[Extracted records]
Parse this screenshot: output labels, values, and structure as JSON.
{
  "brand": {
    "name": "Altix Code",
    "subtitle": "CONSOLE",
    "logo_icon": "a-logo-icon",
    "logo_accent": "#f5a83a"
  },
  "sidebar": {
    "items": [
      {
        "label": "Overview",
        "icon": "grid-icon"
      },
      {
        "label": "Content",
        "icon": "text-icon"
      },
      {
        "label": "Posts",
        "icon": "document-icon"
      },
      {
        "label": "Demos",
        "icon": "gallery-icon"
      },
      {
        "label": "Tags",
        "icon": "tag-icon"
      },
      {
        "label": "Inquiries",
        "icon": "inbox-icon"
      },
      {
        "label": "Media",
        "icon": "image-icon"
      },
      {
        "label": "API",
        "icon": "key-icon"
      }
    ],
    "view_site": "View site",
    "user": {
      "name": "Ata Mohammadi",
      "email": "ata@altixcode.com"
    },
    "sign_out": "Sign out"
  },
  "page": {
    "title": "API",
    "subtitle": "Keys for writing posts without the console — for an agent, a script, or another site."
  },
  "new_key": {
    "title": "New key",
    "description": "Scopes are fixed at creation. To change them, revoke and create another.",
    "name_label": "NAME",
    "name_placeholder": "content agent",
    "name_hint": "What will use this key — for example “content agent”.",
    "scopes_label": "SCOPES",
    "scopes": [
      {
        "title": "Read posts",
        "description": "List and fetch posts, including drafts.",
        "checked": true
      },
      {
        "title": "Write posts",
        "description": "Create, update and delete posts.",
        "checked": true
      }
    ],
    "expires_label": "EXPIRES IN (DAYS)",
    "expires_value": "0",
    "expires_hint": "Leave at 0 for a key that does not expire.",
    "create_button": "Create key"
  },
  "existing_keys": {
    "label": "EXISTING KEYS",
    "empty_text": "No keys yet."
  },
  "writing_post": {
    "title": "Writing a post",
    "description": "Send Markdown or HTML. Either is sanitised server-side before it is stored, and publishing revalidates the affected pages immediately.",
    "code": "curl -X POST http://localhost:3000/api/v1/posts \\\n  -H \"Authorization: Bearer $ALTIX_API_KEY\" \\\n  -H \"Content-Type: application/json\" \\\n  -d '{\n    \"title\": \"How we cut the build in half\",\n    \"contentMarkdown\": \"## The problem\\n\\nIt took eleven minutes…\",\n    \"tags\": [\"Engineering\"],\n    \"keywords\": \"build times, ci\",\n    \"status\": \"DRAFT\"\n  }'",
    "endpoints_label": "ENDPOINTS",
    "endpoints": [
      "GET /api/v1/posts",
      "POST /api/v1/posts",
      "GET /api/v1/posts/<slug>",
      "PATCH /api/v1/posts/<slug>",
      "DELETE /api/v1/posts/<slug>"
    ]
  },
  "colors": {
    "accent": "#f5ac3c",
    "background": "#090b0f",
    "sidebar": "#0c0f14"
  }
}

**SET TASK**. Repeat the material in full, exactly as it stands.

**RESULT FOR THIS TASK**.
Parse this screenshot: output labels, values, and structure as JSON.
{
  "brand": {
    "name": "Altix Code",
    "subtitle": "CONSOLE",
    "logo_icon": "a-logo-icon",
    "logo_accent": "#f5a83a"
  },
  "sidebar": {
    "items": [
      {
        "label": "Overview",
        "icon": "grid-icon"
      },
      {
        "label": "Content",
        "icon": "text-icon"
      },
      {
        "label": "Posts",
        "icon": "document-icon"
      },
      {
        "label": "Demos",
        "icon": "gallery-icon"
      },
      {
        "label": "Tags",
        "icon": "tag-icon"
      },
      {
        "label": "Inquiries",
        "icon": "inbox-icon"
      },
      {
        "label": "Media",
        "icon": "image-icon"
      },
      {
        "label": "API",
        "icon": "key-icon"
      }
    ],
    "view_site": "View site",
    "user": {
      "name": "Ata Mohammadi",
      "email": "ata@altixcode.com"
    },
    "sign_out": "Sign out"
  },
  "page": {
    "title": "API",
    "subtitle": "Keys for writing posts without the console — for an agent, a script, or another site."
  },
  "new_key": {
    "title": "New key",
    "description": "Scopes are fixed at creation. To change them, revoke and create another.",
    "name_label": "NAME",
    "name_placeholder": "content agent",
    "name_hint": "What will use this key — for example “content agent”.",
    "scopes_label": "SCOPES",
    "scopes": [
      {
        "title": "Read posts",
        "description": "List and fetch posts, including drafts.",
        "checked": true
      },
      {
        "title": "Write posts",
        "description": "Create, update and delete posts.",
        "checked": true
      }
    ],
    "expires_label": "EXPIRES IN (DAYS)",
    "expires_value": "0",
    "expires_hint": "Leave at 0 for a key that does not expire.",
    "create_button": "Create key"
  },
  "existing_keys": {
    "label": "EXISTING KEYS",
    "empty_text": "No keys yet."
  },
  "writing_post": {
    "title": "Writing a post",
    "description": "Send Markdown or HTML. Either is sanitised server-side before it is stored, and publishing revalidates the affected pages immediately.",
    "code": "curl -X POST http://localhost:3000/api/v1/posts \\\n  -H \"Authorization: Bearer $ALTIX_API_KEY\" \\\n  -H \"Content-Type: application/json\" \\\n  -d '{\n    \"title\": \"How we cut the build in half\",\n    \"contentMarkdown\": \"## The problem\\n\\nIt took eleven minutes…\",\n    \"tags\": [\"Engineering\"],\n    \"keywords\": \"build times, ci\",\n    \"status\": \"DRAFT\"\n  }'",
    "endpoints_label": "ENDPOINTS",
    "endpoints": [
      "GET /api/v1/posts",
      "POST /api/v1/posts",
      "GET /api/v1/posts/<slug>",
      "PATCH /api/v1/posts/<slug>",
      "DELETE /api/v1/posts/<slug>"
    ]
  },
  "colors": {
    "accent": "#f5ac3c",
    "background": "#090b0f",
    "sidebar": "#0c0f14"
  }
}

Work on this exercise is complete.